Count every line where "JSON" shows up, and give that number only.
— Start of RECORDS SUPPLIED —
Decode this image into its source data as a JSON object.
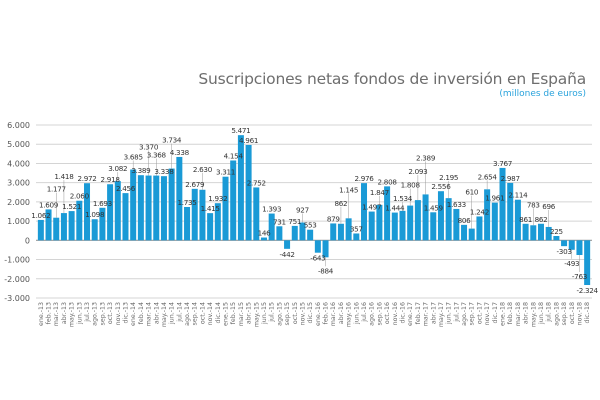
{
  "chart_data": {
    "type": "bar",
    "title": "Suscripciones netas fondos de inversión en España",
    "subtitle": "(millones de euros)",
    "xlabel": "",
    "ylabel": "",
    "ylim": [
      -3000,
      6000
    ],
    "yticks": [
      6000,
      5000,
      4000,
      3000,
      2000,
      1000,
      0,
      -1000,
      -2000,
      -3000
    ],
    "ytick_labels": [
      "6.000",
      "5.000",
      "4.000",
      "3.000",
      "2.000",
      "1.000",
      "0",
      "-1.000",
      "-2.000",
      "-3.000"
    ],
    "grid": true,
    "bar_color": "#1a9ad6",
    "categories": [
      "ene.-13",
      "feb.-13",
      "mar.-13",
      "abr.-13",
      "may.-13",
      "jun.-13",
      "jul.-13",
      "ago.-13",
      "sep.-13",
      "oct.-13",
      "nov.-13",
      "dic.-13",
      "ene.-14",
      "feb.-14",
      "mar.-14",
      "abr.-14",
      "may.-14",
      "jun.-14",
      "jul.-14",
      "ago.-14",
      "sep.-14",
      "oct.-14",
      "nov.-14",
      "dic.-14",
      "ene.-15",
      "feb.-15",
      "mar.-15",
      "abr.-15",
      "may.-15",
      "jun.-15",
      "jul.-15",
      "ago.-15",
      "sep.-15",
      "oct.-15",
      "nov.-15",
      "dic.-15",
      "ene.-16",
      "feb.-16",
      "mar.-16",
      "abr.-16",
      "may.-16",
      "jun.-16",
      "jul.-16",
      "ago.-16",
      "sep.-16",
      "oct.-16",
      "nov.-16",
      "dic.-16",
      "ene.-17",
      "feb.-17",
      "mar.-17",
      "abr.-17",
      "may.-17",
      "jun.-17",
      "jul.-17",
      "ago.-17",
      "sep.-17",
      "oct.-17",
      "nov.-17",
      "dic.-17",
      "ene.-18",
      "feb.-18",
      "mar.-18",
      "abr.-18",
      "may.-18",
      "jun.-18",
      "jul.-18",
      "ago.-18",
      "sep.-18",
      "oct.-18",
      "nov.-18",
      "dic.-18"
    ],
    "values": [
      1062,
      1609,
      1177,
      1418,
      1521,
      2060,
      2972,
      1098,
      1693,
      2918,
      3082,
      2456,
      3685,
      3389,
      3370,
      3368,
      3338,
      3734,
      4338,
      1735,
      2679,
      2630,
      1415,
      1932,
      3311,
      4154,
      5471,
      4961,
      2752,
      146,
      1393,
      731,
      -442,
      751,
      927,
      553,
      -643,
      -884,
      879,
      862,
      1145,
      357,
      2976,
      1497,
      1847,
      2808,
      1444,
      1534,
      1808,
      2093,
      2389,
      1459,
      2556,
      2195,
      1633,
      806,
      610,
      1242,
      2654,
      1961,
      3767,
      2987,
      2114,
      861,
      783,
      862,
      696,
      225,
      -303,
      -493,
      -763,
      -2324
    ],
    "data_labels": [
      "1.062",
      "1.609",
      "1.177",
      "1.418",
      "1.521",
      "2.060",
      "2.972",
      "1.098",
      "1.693",
      "2.918",
      "3.082",
      "2.456",
      "3.685",
      "3.389",
      "3.370",
      "3.368",
      "3.338",
      "3.734",
      "4.338",
      "1.735",
      "2.679",
      "2.630",
      "1.415",
      "1.932",
      "3.311",
      "4.154",
      "5.471",
      "4.961",
      "2.752",
      "146",
      "1.393",
      "731",
      "-442",
      "751",
      "927",
      "553",
      "-643",
      "-884",
      "879",
      "862",
      "1.145",
      "357",
      "2.976",
      "1.497",
      "1.847",
      "2.808",
      "1.444",
      "1.534",
      "1.808",
      "2.093",
      "2.389",
      "1.459",
      "2.556",
      "2.195",
      "1.633",
      "806",
      "610",
      "1.242",
      "2.654",
      "1.961",
      "3.767",
      "2.987",
      "2.114",
      "861",
      "783",
      "862",
      "696",
      "225",
      "-303",
      "-493",
      "-763",
      "-2.324"
    ]
  }
}
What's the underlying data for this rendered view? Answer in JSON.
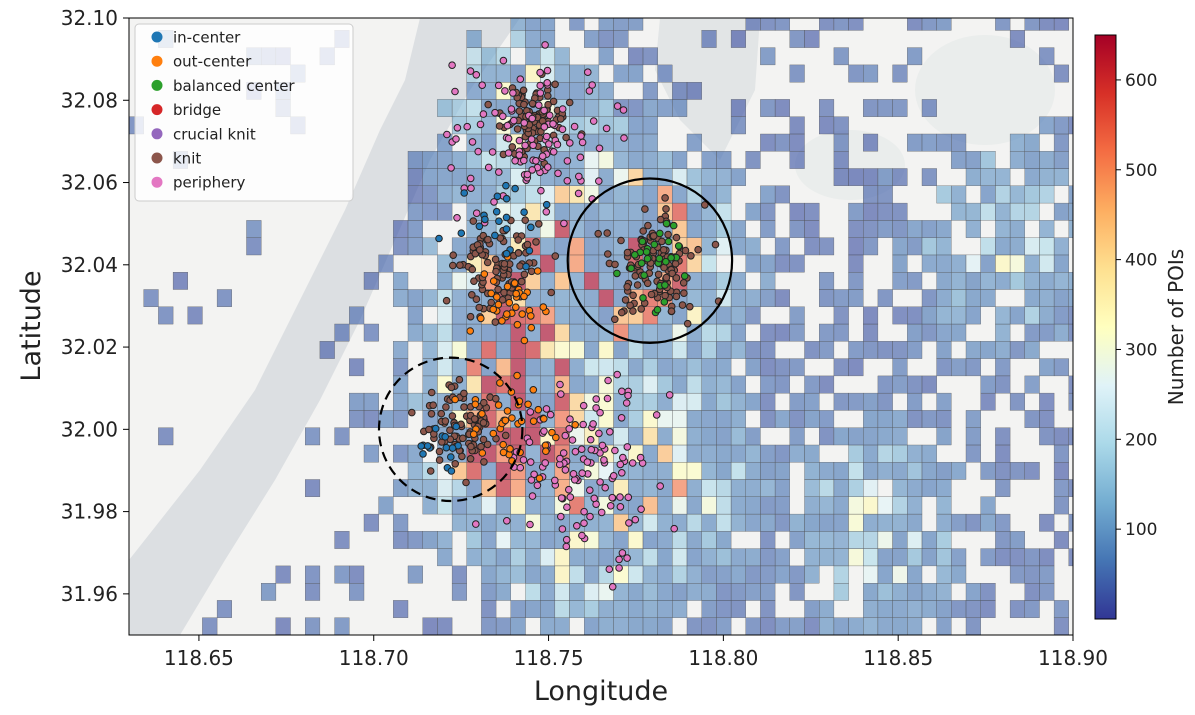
{
  "chart_data": {
    "type": "heatmap",
    "title": "",
    "xlabel": "Longitude",
    "ylabel": "Latitude",
    "xlim": [
      118.63,
      118.9
    ],
    "ylim": [
      31.95,
      32.1
    ],
    "x_ticks": [
      118.65,
      118.7,
      118.75,
      118.8,
      118.85,
      118.9
    ],
    "x_tick_labels": [
      "118.65",
      "118.70",
      "118.75",
      "118.80",
      "118.85",
      "118.90"
    ],
    "y_ticks": [
      31.96,
      31.98,
      32.0,
      32.02,
      32.04,
      32.06,
      32.08,
      32.1
    ],
    "y_tick_labels": [
      "31.96",
      "31.98",
      "32.00",
      "32.02",
      "32.04",
      "32.06",
      "32.08",
      "32.10"
    ],
    "grid": false,
    "legend_position": "top-left",
    "legend": [
      {
        "label": "in-center",
        "color": "#1f77b4"
      },
      {
        "label": "out-center",
        "color": "#ff7f0e"
      },
      {
        "label": "balanced center",
        "color": "#2ca02c"
      },
      {
        "label": "bridge",
        "color": "#d62728"
      },
      {
        "label": "crucial knit",
        "color": "#9467bd"
      },
      {
        "label": "knit",
        "color": "#8c564b"
      },
      {
        "label": "periphery",
        "color": "#e377c2"
      }
    ],
    "colorbar": {
      "label": "Number of POIs",
      "ticks": [
        100,
        200,
        300,
        400,
        500,
        600
      ],
      "tick_labels": [
        "100",
        "200",
        "300",
        "400",
        "500",
        "600"
      ],
      "range": [
        0,
        650
      ],
      "colormap": "RdYlBu_r"
    },
    "annotations": [
      {
        "type": "circle",
        "style": "solid",
        "center": [
          118.779,
          32.041
        ],
        "radius_lon": 0.0235
      },
      {
        "type": "circle",
        "style": "dashed",
        "center": [
          118.722,
          32.0
        ],
        "radius_lon": 0.0205
      }
    ],
    "hotspots": [
      {
        "lon": 118.78,
        "lat": 32.04,
        "poi_count": 600
      },
      {
        "lon": 118.765,
        "lat": 32.045,
        "poi_count": 560
      },
      {
        "lon": 118.74,
        "lat": 32.03,
        "poi_count": 470
      },
      {
        "lon": 118.745,
        "lat": 32.01,
        "poi_count": 430
      },
      {
        "lon": 118.735,
        "lat": 31.995,
        "poi_count": 420
      },
      {
        "lon": 118.76,
        "lat": 31.975,
        "poi_count": 380
      },
      {
        "lon": 118.785,
        "lat": 31.99,
        "poi_count": 360
      },
      {
        "lon": 118.74,
        "lat": 32.08,
        "poi_count": 300
      },
      {
        "lon": 118.845,
        "lat": 31.975,
        "poi_count": 260
      },
      {
        "lon": 118.88,
        "lat": 32.045,
        "poi_count": 230
      }
    ],
    "point_clusters": [
      {
        "category": "knit",
        "lon": 118.735,
        "lat": 32.04,
        "spread": 0.012
      },
      {
        "category": "knit",
        "lon": 118.725,
        "lat": 32.0,
        "spread": 0.01
      },
      {
        "category": "knit",
        "lon": 118.78,
        "lat": 32.04,
        "spread": 0.014
      },
      {
        "category": "knit",
        "lon": 118.745,
        "lat": 32.075,
        "spread": 0.01
      },
      {
        "category": "periphery",
        "lon": 118.76,
        "lat": 31.99,
        "spread": 0.022
      },
      {
        "category": "periphery",
        "lon": 118.745,
        "lat": 32.07,
        "spread": 0.02
      },
      {
        "category": "out-center",
        "lon": 118.74,
        "lat": 32.03,
        "spread": 0.01
      },
      {
        "category": "out-center",
        "lon": 118.74,
        "lat": 32.0,
        "spread": 0.012
      },
      {
        "category": "balanced center",
        "lon": 118.782,
        "lat": 32.04,
        "spread": 0.01
      },
      {
        "category": "in-center",
        "lon": 118.735,
        "lat": 32.05,
        "spread": 0.012
      },
      {
        "category": "in-center",
        "lon": 118.722,
        "lat": 31.995,
        "spread": 0.008
      }
    ]
  }
}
— End of RECORDS SUPPLIED —
* EXERCISE OUTPUT *
2